*SHORT TASK A*.
Copy the entries word for word, from their first line down to and including the line with "x-tick-label: 0: [135, 583, 146, 603]".

*QUOTED PASSAGE*.
━━━━━━━━━━━━━━━━━━━━━━━━━━━━━━
It occurs to me that the really nasty thing about bad advice is that it's taken, in many cases. As an example, it is, I believe, what turned me from being a "mnemonist" to an "occasional mnemonist."

I started with memorization the way a lot of young people do. My "gateway" drug was The Memory Book by Harry Lorayne and Jerry Lucas. I picked it up too late to help with my engineering studies, but in plenty of time to help with my close-up magic career at the Forks Hotel in Buffalo, New York.

And then, well... I started running into a stream of bad advice, in the context of memorization, and more specifically, of why I did not assiduously pursue mastery of memorization techniques—getting really good at them—instead, remaining content to use them here and there throughout most of my adult life.

The bad advice I received was rooted in this strange hostility to memorization that pervades society, ranging from folks thinking I did my little memory routine at the Forks Hotel using something other than memorization, to folks who tried—perhaps with good intentions of which I could not help but be skeptical—to warn me of the dangers of using memorization techniques as a "crutch."

Regarding the former, I still remember how, after one performance, some half-drunk sourpuss sitting at the table announced that, without a doubt, I had an assistant in the wings, who had written down everything folks had said to compile the list I had memorized and was now prompting me from the next room via some kind of in-ear receiver that I was supposedly wearing.

As this fellow sat back in his chair with a smug grin after having "revealed" my secret, I could not help but think, "Dude, anyone who believes that explanation is really going to be impressed with what they just saw!" And while this series of incidents with people who simply could not believe the simplest explanation, i.e., that I memorized stuff, is not "advice" in the traditional sense, it served as a intermittent stream of negative comments that, basically, relegated memorization to the dustbin of useful skills.

As regards the "crutch" argument, if I was in the mood to engage my interlocutor, I'd usually say something like "A crutch is something you use while a part of you get's stronger, so I guess you may have a point." More often than not, I'd smile and say nothing, thinking "It's not my job this week to correct your misconceptions." Whether I chose to respond or not, the argument never did impress me, though it again could not help but reinforce the low esteem in which memorization is held among folks out in the world.
━━━━━━━━━━━━━━━━━━━━━━━━━━━━━━
*TASK INPUTS*.
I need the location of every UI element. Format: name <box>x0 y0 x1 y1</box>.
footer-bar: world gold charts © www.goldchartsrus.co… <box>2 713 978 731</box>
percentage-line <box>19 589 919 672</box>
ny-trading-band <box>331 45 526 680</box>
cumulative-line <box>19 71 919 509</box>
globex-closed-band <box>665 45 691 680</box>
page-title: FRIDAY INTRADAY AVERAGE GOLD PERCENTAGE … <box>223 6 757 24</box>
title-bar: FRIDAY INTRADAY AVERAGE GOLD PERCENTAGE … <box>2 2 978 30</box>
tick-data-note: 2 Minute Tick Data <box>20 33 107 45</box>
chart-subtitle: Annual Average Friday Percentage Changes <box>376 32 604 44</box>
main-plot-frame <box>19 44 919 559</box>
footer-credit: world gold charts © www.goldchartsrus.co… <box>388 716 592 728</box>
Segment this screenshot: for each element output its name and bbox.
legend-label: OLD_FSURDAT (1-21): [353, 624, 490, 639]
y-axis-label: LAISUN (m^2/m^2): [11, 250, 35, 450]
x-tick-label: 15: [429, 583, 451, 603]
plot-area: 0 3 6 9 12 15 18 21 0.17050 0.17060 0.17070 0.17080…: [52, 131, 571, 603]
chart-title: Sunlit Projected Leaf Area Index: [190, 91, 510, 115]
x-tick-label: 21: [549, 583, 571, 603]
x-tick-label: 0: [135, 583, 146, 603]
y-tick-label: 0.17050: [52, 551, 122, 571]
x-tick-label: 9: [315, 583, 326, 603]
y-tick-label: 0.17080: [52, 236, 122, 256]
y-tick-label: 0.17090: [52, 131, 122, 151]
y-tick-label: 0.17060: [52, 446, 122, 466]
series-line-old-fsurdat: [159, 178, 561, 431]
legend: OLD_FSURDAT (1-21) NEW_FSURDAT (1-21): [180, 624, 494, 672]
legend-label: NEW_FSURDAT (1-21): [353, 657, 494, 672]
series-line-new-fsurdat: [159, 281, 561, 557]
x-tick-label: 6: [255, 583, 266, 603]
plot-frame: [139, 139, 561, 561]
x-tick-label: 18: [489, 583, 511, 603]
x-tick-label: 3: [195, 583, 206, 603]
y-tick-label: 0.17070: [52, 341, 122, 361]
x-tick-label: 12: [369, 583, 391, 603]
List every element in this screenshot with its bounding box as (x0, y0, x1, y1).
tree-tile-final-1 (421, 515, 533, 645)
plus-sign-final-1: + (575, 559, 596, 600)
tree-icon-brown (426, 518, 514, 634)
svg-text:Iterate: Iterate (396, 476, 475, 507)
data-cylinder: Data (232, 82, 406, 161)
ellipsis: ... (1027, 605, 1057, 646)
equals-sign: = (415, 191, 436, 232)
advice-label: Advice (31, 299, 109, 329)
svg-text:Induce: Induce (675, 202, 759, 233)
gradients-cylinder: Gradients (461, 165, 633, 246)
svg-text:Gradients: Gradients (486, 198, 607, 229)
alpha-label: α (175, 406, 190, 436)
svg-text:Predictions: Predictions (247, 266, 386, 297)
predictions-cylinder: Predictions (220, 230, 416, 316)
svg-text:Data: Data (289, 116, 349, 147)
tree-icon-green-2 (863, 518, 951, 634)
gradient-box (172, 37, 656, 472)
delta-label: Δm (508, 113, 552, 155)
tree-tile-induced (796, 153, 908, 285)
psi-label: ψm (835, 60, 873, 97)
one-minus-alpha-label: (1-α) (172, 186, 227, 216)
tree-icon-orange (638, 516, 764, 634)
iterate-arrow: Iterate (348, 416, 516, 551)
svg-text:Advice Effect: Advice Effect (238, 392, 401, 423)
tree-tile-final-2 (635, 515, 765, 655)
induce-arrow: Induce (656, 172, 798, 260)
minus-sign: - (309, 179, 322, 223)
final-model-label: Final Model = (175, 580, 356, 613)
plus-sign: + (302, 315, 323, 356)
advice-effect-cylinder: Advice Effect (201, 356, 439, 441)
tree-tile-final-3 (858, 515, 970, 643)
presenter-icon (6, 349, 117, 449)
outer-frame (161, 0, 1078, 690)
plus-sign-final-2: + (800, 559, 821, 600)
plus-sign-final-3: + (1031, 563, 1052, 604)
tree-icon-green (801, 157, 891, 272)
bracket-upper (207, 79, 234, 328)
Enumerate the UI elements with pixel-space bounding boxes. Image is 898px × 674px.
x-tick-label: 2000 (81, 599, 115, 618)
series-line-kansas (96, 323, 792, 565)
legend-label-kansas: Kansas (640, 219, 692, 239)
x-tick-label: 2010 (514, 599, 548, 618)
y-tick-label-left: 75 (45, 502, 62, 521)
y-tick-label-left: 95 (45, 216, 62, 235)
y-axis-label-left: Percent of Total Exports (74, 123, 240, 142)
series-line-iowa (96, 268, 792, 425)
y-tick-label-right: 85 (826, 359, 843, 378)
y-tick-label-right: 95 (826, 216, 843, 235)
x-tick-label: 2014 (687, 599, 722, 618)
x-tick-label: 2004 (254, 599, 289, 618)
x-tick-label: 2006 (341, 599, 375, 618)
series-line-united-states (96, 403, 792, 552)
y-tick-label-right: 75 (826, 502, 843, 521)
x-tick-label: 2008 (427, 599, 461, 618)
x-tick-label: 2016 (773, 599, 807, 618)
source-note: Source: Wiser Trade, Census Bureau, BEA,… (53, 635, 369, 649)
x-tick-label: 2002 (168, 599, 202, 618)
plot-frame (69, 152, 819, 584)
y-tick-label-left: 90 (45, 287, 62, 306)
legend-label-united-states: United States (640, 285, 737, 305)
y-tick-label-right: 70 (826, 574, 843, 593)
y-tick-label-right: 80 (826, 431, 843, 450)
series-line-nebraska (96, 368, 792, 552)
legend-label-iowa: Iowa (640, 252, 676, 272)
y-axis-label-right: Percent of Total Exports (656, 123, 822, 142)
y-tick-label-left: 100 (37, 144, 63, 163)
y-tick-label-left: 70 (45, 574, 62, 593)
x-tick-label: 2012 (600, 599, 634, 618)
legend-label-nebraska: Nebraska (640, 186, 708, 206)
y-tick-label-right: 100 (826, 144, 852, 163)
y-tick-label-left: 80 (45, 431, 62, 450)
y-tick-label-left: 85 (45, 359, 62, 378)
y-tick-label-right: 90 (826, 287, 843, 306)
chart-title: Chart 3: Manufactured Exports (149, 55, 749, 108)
━━━━━━━━━━━━━━━━━━━━━━━━━━━━━━
*SHORT TASK B*.
Carry on the essay about memorization from the point where it stops.

*EXPECTED OUTPUT A*.
I need the location of every UI element. Format: name <box>x0 y0 x1 y1</box>.
footer-bar: world gold charts © www.goldchartsrus.co… <box>2 713 978 731</box>
percentage-line <box>19 589 919 672</box>
ny-trading-band <box>331 45 526 680</box>
cumulative-line <box>19 71 919 509</box>
globex-closed-band <box>665 45 691 680</box>
page-title: FRIDAY INTRADAY AVERAGE GOLD PERCENTAGE … <box>223 6 757 24</box>
title-bar: FRIDAY INTRADAY AVERAGE GOLD PERCENTAGE … <box>2 2 978 30</box>
tick-data-note: 2 Minute Tick Data <box>20 33 107 45</box>
chart-subtitle: Annual Average Friday Percentage Changes <box>376 32 604 44</box>
main-plot-frame <box>19 44 919 559</box>
footer-credit: world gold charts © www.goldchartsrus.co… <box>388 716 592 728</box>
Segment this screenshot: for each element output its name and bbox.
legend-label: OLD_FSURDAT (1-21): [353, 624, 490, 639]
y-axis-label: LAISUN (m^2/m^2): [11, 250, 35, 450]
x-tick-label: 15: [429, 583, 451, 603]
plot-area: 0 3 6 9 12 15 18 21 0.17050 0.17060 0.17070 0.17080…: [52, 131, 571, 603]
chart-title: Sunlit Projected Leaf Area Index: [190, 91, 510, 115]
x-tick-label: 21: [549, 583, 571, 603]
x-tick-label: 0: [135, 583, 146, 603]

*EXPECTED OUTPUT B*.
However, later in life, after I started working 9-to-5 for a living, one supervisor did come up with a more vigorous argument against memorization (at least I thought so at the time, to my disadvantage).

His point was that he did not want me to memorize company information, ostensibly because doing so—as opposed to simply writing it down immediately in a notebook and focusing back on work—put the company at risk. He justified this position by rhetorically asking, "Where would the company be if, say, you memorized all this information and then went out and got hit by a truck?"

Now, the fact was that I did regularly commit things I had memorized in the course of business to a notebook, so at the time, I simply my boss's remark to be yet another data point supporting the idea that memorization was frowned upon as being a useful skill to have. (As an aside, I was not experienced enough to mentally change the question to something like: "Where would the company be if, say, I memorized all this information and then went out and decided to quit and apply this knowledge in a way not covered by my nondisclosure agreement?")

In the end, I stopped trying to systematically memorize useful information.

The question in my mind today is: Why?

I suppose the negativity I encountered was a factor, but the fact is, I've never been strongly influenced by the opinions of others (if you're thinking I was never the most popular guy in the crowd...you'd be right). Yet I may have let said negativity play just enough of a role in my mind for me to largely abandon memorization, embracing in its stead the ability to write lots and lots of stuff down, but also to save information on my computer.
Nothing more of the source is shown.